(Dataset items)
++++

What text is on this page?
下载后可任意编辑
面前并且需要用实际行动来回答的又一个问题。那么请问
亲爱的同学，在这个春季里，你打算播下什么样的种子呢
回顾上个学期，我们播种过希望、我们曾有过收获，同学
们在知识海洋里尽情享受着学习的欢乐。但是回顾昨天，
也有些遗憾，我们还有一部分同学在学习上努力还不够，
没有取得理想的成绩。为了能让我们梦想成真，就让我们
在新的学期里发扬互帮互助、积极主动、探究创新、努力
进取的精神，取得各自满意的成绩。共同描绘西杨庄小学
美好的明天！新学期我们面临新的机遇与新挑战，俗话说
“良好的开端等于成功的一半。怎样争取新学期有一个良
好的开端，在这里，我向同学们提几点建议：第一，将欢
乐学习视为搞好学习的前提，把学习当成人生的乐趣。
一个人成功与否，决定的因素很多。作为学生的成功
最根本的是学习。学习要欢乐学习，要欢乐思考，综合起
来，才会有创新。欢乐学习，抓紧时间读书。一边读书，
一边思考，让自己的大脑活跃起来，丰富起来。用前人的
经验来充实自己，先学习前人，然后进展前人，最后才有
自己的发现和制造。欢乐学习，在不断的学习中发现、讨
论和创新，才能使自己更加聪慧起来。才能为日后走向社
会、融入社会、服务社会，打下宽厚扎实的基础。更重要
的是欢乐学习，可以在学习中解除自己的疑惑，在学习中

++++

* _Aim_
Retype all the material above precisely, with no line left out.

* _The completed task_
What text is on this page?
下载后可任意编辑
面前并且需要用实际行动来回答的又一个问题。那么请问
亲爱的同学，在这个春季里，你打算播下什么样的种子呢
回顾上个学期，我们播种过希望、我们曾有过收获，同学
们在知识海洋里尽情享受着学习的欢乐。但是回顾昨天，
也有些遗憾，我们还有一部分同学在学习上努力还不够，
没有取得理想的成绩。为了能让我们梦想成真，就让我们
在新的学期里发扬互帮互助、积极主动、探究创新、努力
进取的精神，取得各自满意的成绩。共同描绘西杨庄小学
美好的明天！新学期我们面临新的机遇与新挑战，俗话说
“良好的开端等于成功的一半。怎样争取新学期有一个良
好的开端，在这里，我向同学们提几点建议：第一，将欢
乐学习视为搞好学习的前提，把学习当成人生的乐趣。
一个人成功与否，决定的因素很多。作为学生的成功
最根本的是学习。学习要欢乐学习，要欢乐思考，综合起
来，才会有创新。欢乐学习，抓紧时间读书。一边读书，
一边思考，让自己的大脑活跃起来，丰富起来。用前人的
经验来充实自己，先学习前人，然后进展前人，最后才有
自己的发现和制造。欢乐学习，在不断的学习中发现、讨
论和创新，才能使自己更加聪慧起来。才能为日后走向社
会、融入社会、服务社会，打下宽厚扎实的基础。更重要
的是欢乐学习，可以在学习中解除自己的疑惑，在学习中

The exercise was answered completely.